[Job]: Using the listing below, copy every line that mentions "тексте".

[Material for this exercise]:
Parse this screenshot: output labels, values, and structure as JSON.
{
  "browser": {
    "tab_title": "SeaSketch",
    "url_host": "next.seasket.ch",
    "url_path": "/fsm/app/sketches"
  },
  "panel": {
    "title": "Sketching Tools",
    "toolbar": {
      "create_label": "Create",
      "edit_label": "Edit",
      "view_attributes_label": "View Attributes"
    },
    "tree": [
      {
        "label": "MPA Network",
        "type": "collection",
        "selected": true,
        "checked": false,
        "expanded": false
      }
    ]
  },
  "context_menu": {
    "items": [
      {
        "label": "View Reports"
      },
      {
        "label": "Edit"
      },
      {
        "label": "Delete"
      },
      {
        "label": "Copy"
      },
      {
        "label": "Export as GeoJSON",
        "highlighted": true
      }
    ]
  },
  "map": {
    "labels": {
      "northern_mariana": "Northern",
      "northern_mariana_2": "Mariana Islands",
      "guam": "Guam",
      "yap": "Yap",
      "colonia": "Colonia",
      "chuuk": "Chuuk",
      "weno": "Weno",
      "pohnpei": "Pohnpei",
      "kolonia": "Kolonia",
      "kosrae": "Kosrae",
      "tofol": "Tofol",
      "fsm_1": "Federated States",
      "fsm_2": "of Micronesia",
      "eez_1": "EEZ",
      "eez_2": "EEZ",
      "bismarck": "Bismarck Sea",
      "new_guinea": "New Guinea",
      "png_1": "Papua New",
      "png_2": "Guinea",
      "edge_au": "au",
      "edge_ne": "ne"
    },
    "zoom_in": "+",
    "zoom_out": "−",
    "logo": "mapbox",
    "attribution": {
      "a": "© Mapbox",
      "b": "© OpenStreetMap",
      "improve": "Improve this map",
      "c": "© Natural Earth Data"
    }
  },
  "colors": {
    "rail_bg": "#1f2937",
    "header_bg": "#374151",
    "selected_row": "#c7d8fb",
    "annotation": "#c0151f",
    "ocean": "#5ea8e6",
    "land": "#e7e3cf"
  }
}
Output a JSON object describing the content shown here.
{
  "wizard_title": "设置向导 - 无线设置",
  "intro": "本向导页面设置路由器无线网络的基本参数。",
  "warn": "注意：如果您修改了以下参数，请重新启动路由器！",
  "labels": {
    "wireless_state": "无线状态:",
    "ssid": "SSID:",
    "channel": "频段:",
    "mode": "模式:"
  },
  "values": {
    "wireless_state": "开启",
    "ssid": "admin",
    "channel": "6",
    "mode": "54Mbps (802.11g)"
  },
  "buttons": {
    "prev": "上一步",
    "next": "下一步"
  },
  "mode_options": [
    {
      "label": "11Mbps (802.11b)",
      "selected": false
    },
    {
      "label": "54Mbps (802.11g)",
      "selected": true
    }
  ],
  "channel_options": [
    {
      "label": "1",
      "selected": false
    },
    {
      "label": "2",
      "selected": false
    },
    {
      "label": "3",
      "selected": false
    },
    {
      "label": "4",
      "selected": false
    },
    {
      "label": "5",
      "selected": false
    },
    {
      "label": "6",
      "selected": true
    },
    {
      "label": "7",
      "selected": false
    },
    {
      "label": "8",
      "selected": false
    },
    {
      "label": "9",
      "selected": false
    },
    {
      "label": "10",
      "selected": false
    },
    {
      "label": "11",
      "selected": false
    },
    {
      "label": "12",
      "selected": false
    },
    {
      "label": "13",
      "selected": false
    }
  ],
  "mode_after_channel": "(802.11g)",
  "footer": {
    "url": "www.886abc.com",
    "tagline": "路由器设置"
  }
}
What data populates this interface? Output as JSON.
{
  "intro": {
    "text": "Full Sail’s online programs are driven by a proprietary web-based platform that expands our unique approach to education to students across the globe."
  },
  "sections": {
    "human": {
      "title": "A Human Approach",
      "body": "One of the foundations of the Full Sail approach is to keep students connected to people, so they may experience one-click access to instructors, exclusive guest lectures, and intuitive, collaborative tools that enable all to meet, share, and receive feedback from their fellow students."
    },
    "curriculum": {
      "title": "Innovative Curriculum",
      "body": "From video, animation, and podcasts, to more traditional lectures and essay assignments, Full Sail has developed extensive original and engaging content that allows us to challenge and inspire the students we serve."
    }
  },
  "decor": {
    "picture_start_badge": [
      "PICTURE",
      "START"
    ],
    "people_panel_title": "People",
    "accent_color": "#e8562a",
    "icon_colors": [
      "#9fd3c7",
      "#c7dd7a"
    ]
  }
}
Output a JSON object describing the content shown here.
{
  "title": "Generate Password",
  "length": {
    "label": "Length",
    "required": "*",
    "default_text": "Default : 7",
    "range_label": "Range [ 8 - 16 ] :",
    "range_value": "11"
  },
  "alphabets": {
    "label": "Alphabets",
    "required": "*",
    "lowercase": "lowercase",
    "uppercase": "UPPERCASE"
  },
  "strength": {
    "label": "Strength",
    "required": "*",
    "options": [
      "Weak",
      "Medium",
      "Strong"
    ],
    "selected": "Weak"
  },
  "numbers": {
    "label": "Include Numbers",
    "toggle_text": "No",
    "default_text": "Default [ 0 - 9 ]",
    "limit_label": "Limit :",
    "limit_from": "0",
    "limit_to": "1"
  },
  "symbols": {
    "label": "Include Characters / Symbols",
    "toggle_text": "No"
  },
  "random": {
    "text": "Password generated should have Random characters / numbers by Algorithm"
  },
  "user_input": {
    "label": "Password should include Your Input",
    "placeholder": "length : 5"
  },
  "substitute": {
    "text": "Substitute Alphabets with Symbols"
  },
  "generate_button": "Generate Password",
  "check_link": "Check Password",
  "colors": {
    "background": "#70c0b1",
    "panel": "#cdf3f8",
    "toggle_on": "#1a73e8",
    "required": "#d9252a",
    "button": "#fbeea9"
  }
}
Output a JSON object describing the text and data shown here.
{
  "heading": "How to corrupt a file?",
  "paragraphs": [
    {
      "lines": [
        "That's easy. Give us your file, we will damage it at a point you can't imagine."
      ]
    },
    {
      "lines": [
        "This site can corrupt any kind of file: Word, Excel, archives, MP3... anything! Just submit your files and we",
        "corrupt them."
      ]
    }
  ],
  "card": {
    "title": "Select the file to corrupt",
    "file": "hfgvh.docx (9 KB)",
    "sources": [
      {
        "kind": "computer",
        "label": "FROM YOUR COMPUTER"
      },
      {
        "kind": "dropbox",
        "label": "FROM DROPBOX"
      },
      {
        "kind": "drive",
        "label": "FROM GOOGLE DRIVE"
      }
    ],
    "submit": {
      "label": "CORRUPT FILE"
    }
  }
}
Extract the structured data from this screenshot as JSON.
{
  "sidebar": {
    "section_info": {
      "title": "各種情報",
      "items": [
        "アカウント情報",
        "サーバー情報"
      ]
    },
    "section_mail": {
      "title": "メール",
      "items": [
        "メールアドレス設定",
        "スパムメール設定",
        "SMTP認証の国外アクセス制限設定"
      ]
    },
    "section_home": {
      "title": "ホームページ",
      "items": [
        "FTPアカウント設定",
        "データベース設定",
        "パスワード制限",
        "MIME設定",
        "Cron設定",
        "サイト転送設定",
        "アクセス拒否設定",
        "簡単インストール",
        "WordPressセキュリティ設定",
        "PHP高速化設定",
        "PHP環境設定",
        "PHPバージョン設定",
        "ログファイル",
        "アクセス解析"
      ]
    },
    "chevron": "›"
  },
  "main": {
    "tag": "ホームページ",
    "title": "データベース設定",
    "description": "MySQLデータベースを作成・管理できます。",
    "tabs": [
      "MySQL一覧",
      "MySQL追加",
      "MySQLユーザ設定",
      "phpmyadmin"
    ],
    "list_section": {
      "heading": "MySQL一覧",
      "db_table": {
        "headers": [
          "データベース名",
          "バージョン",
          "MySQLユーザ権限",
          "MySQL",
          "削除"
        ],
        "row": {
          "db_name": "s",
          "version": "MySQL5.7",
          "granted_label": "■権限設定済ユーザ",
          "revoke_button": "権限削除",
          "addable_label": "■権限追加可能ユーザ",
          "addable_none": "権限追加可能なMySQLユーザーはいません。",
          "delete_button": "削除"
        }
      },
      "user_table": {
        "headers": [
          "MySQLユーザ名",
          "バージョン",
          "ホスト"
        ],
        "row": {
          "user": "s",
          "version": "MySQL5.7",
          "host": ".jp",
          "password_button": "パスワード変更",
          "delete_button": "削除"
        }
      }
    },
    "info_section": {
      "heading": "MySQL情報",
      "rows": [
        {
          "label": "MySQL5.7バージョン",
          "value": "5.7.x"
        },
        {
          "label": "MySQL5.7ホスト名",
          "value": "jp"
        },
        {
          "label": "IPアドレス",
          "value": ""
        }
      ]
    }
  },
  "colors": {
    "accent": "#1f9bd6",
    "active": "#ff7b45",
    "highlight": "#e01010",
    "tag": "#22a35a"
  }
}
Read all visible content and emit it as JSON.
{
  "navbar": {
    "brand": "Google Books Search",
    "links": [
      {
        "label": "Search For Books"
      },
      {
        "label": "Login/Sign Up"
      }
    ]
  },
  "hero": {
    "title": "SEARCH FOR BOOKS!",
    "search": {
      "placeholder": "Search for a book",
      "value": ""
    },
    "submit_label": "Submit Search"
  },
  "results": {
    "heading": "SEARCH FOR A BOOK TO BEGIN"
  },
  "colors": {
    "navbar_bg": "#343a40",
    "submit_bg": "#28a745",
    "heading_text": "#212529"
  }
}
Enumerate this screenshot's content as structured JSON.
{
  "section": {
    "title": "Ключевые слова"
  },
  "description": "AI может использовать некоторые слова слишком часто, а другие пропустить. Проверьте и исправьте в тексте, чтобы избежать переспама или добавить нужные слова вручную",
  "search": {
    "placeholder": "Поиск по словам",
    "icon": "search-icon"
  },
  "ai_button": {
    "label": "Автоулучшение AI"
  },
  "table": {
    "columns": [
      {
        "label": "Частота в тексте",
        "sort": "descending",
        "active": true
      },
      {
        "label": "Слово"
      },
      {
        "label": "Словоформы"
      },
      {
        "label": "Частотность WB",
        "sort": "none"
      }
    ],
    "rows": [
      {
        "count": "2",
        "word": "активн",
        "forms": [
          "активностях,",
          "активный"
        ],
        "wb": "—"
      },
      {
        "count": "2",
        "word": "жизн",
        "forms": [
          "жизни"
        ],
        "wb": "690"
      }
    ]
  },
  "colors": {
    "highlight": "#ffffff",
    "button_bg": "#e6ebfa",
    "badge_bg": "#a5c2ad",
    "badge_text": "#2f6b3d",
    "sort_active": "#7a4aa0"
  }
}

[Output for this task]:
  "description": "AI может использовать некоторые слова слишком часто, а другие пропустить. Проверьте и исправьте в тексте, чтобы избежать переспама или добавить нужные слова вручную",
        "label": "Частота в тексте",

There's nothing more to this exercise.